You're maybe used to a world in which we've gotten rid of in-band signaling and XSS and such, so if I write you a check and put the string "Memo'); DROP TABLE accounts; --" [0] or "<script ...>" in the memo, you might see that text on your bank's website.

But LLM's are back to the old days of in-band signaling. If you have an LLM poking at your bank's website for you, and I write you a check with a memo containing the prompt injection attack du jour, your LLM will read it. And the whole point of all these fancy agentic things is that they're supposed to have the freedom to do what they think is useful based on the information available to them. So they might follow the directions in the memo field.

Or the instructions in a photo on a website. Or instructions in an ad. Or instructions in an email. Or instructions in the Zelle name field for some other user. Or instructions in a forum post.

──────────────────────────────

» **What this exercise asks**:
**1.** In the passage on prompt injection, what are LLMs said to be back to?
**2.** State whether each statement agrees with the passage on prompt injection, quoting the words of the passage that decide it: (a) An LLM browsing a bank's website would read a check memo containing a prompt injection attack. (b) Agentic systems are meant to act only on explicit commands from their users. (c) The Zelle name field of another user is named as a place where instructions could appear.
**3.** Extend the passage on prompt injection by a few sentences, carrying on from its final sentence.

──────────────────────────────

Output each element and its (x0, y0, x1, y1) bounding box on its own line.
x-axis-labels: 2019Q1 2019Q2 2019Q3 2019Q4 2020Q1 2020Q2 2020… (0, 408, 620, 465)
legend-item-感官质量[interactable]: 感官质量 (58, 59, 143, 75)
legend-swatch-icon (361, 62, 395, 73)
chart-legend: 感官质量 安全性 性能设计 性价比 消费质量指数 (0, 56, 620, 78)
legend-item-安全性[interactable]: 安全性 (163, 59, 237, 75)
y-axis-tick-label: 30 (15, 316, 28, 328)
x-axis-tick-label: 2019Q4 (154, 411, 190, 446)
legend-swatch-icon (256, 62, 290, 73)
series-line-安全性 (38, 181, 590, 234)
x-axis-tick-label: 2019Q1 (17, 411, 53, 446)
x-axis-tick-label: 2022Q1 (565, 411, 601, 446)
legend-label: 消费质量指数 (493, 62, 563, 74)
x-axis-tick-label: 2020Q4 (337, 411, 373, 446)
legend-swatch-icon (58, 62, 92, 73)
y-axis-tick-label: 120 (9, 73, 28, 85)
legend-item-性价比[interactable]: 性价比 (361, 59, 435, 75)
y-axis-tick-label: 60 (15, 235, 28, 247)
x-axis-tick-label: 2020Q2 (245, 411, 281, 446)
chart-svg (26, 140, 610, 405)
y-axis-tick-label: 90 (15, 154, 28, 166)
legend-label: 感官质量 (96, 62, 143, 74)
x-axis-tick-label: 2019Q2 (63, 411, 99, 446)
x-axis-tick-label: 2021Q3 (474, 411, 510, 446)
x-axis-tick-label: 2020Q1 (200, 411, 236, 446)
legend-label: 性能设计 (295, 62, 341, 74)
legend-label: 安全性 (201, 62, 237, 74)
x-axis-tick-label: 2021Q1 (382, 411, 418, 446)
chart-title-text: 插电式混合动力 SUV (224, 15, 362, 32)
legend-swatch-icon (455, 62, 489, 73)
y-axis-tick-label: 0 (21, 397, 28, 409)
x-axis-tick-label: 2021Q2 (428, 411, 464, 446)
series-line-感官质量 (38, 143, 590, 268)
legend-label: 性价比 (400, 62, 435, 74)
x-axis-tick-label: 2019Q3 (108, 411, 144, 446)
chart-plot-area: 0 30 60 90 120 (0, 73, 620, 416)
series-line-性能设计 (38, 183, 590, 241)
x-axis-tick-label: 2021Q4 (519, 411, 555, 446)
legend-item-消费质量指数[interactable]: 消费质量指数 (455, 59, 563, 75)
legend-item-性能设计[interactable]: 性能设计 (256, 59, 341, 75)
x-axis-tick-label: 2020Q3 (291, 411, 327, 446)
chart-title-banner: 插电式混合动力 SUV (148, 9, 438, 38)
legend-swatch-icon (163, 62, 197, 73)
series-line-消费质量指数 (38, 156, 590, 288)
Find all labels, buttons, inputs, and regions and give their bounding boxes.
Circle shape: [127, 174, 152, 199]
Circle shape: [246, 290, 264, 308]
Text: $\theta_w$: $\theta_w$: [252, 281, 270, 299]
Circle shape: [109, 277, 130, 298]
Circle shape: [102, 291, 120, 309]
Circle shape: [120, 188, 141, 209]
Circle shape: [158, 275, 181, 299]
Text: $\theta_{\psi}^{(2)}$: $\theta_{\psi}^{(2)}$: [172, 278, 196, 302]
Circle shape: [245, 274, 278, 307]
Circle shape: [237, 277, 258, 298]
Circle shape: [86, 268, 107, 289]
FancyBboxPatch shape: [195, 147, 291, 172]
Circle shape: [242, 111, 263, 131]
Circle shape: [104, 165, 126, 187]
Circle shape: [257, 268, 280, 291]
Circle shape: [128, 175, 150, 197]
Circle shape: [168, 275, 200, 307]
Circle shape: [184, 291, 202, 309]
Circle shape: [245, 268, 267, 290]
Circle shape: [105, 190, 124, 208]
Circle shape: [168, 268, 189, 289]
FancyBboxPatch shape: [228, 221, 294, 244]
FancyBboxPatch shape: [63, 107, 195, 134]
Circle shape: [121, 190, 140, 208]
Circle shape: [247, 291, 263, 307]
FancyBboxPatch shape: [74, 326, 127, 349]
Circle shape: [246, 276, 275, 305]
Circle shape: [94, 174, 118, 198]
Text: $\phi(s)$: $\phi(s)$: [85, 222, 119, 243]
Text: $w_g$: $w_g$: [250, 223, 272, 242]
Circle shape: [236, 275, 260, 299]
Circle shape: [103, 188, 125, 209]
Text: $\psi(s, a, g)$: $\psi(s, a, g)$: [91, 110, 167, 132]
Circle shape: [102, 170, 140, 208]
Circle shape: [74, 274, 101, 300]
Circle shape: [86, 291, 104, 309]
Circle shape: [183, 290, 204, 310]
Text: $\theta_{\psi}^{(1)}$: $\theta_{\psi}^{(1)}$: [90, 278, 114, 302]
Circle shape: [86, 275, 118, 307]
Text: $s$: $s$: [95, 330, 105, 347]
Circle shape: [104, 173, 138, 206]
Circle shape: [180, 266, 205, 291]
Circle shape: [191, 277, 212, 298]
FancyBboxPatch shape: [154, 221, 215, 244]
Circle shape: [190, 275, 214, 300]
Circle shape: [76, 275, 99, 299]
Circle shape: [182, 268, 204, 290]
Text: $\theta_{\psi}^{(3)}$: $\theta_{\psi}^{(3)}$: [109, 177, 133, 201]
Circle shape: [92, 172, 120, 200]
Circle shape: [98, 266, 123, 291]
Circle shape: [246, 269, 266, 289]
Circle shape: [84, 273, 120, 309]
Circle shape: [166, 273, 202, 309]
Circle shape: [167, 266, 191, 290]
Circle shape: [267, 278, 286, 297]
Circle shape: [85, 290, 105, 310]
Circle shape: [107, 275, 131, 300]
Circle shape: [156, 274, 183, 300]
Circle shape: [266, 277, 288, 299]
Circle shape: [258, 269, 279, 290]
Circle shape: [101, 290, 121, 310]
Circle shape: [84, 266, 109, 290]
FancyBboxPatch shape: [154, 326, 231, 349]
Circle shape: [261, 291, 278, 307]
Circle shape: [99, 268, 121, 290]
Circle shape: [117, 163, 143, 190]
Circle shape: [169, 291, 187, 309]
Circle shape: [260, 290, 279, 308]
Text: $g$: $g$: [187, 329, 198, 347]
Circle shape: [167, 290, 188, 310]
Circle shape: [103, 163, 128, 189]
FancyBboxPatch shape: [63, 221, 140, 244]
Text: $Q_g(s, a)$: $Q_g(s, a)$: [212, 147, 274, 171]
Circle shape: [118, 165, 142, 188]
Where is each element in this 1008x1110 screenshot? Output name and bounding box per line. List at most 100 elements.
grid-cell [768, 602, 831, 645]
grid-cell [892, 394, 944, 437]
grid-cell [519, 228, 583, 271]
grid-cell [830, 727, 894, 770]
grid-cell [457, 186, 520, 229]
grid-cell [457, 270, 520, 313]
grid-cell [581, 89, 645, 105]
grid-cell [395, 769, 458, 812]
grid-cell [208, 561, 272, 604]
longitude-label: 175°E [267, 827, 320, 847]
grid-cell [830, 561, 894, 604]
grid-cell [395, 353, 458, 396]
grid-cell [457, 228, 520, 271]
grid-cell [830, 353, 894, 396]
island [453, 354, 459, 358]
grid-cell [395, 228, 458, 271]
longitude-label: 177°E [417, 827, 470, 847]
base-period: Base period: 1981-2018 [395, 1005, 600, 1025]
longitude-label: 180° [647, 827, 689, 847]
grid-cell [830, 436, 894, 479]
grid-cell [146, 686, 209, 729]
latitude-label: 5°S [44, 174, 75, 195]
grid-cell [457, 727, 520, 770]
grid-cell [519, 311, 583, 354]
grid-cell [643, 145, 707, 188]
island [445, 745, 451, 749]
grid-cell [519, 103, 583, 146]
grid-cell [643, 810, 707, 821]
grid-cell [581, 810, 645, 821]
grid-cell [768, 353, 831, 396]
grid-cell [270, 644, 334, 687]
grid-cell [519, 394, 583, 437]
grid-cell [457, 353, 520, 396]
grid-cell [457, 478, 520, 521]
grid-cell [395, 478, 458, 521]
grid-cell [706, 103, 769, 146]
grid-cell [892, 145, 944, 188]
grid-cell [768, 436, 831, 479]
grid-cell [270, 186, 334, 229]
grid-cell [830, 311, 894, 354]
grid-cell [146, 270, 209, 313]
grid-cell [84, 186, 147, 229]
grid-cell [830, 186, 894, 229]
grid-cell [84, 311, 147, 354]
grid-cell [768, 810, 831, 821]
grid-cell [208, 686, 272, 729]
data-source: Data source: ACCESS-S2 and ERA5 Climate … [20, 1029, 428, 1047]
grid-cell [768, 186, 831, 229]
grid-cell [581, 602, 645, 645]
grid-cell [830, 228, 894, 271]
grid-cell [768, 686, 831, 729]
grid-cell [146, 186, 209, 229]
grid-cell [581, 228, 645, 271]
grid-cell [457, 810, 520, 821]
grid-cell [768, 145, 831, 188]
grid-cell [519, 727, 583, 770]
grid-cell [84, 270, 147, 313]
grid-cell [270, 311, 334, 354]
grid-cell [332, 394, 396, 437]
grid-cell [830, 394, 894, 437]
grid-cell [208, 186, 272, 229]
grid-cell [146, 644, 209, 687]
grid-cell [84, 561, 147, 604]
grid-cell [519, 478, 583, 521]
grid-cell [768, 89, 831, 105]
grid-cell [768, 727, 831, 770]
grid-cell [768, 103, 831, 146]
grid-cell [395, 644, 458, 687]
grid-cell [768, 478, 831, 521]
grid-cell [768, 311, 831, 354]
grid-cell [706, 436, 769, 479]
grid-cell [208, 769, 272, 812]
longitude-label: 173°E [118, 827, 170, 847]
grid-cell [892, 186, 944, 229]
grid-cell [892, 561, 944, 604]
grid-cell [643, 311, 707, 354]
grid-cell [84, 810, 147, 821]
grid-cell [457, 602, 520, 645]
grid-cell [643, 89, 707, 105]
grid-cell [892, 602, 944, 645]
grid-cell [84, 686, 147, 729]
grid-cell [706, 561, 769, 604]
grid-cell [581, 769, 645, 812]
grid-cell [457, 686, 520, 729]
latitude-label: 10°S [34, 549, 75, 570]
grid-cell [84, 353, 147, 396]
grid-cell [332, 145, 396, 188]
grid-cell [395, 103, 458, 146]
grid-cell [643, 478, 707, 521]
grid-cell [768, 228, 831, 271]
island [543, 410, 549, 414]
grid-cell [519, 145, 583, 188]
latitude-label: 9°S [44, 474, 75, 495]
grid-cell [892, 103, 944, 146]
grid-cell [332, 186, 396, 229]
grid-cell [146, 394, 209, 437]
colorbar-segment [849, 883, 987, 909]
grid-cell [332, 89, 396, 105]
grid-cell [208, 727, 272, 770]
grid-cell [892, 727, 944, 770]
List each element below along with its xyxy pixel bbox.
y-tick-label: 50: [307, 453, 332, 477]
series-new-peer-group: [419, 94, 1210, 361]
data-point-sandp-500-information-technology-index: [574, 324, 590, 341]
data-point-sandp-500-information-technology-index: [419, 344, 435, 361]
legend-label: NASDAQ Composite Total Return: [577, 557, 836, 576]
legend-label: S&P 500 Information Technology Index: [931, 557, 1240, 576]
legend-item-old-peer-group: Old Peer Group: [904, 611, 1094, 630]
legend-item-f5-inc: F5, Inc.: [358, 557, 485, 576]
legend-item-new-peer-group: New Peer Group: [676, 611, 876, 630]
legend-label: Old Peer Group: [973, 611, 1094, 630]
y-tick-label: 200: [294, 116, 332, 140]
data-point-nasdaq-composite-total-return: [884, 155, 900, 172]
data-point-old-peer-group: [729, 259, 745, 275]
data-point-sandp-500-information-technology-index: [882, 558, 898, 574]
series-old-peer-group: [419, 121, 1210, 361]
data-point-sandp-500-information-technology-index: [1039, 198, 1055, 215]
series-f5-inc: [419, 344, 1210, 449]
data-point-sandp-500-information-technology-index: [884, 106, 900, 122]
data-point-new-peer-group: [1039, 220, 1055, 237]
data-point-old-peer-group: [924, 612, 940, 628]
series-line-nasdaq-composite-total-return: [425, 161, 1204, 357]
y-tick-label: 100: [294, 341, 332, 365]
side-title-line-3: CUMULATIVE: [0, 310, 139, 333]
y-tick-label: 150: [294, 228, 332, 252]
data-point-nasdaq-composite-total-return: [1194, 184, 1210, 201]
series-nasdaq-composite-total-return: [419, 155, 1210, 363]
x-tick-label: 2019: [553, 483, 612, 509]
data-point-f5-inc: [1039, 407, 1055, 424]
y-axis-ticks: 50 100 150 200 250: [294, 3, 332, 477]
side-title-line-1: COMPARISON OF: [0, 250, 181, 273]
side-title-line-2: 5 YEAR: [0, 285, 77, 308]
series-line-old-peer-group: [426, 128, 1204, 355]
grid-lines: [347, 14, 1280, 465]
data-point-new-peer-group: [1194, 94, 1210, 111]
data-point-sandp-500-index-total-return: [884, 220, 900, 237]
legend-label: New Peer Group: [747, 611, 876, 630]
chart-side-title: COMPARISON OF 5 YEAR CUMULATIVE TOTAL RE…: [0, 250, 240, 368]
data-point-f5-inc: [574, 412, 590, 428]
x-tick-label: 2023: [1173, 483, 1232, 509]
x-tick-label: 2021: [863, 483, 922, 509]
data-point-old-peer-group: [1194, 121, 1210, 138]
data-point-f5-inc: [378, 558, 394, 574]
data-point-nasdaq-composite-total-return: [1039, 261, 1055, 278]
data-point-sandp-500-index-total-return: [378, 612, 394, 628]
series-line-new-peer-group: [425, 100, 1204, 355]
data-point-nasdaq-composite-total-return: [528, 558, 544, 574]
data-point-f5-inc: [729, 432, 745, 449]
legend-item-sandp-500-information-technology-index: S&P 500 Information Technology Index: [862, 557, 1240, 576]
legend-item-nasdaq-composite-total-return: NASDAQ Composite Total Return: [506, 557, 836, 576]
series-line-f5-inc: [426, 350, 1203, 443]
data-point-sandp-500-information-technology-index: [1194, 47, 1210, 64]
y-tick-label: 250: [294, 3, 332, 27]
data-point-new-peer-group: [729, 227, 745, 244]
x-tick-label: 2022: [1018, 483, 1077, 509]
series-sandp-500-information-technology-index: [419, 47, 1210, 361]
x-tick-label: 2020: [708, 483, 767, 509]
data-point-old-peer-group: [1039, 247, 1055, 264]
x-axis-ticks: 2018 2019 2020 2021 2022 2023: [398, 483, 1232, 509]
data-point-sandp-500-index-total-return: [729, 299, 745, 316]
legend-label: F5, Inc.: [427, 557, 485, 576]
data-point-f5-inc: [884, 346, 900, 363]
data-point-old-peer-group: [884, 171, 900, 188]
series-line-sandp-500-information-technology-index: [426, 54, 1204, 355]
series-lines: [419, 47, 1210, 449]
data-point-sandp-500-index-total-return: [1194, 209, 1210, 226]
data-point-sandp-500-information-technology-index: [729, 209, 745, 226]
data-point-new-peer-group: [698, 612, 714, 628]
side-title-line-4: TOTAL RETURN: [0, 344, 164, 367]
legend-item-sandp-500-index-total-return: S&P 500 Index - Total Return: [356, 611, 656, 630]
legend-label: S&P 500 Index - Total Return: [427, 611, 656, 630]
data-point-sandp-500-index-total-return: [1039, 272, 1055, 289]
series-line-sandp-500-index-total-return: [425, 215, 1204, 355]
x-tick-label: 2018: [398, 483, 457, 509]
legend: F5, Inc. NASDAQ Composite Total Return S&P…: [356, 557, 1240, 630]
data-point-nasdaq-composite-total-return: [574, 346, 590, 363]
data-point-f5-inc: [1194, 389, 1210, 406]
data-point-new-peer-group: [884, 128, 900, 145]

──────────────────────────────

» **Answers for the exercise**:
**1.** The old days of in-band signaling.

**2.**
(a) Yes: "your LLM will read it."
(b) No: "they're supposed to have the freedom to do what they think is useful based on the information available to them."
(c) Yes: "Or instructions in the Zelle name field for some other user."

**3.**
You show me a website where 100% of the content, including the parts that are clearly marked (as a human reader) as being from some other party, is trustworthy, and I'll show you a very boring website.

(Okay, I'm clearly lying -- xkcd.org is open and it's pretty much a bunch of static pages that only have LLM-readable instructions in places where the author thought it would be funny. And I guess if I have an LLM start poking at xkcd.org for me, I deserve whatever happens to me. I have one other tab open that probably fits into this probably-hard-to-prompt-inject open, and it is indeed boring and I can't think of any reason that I would give an LLM agent with any privileges at all access to it.)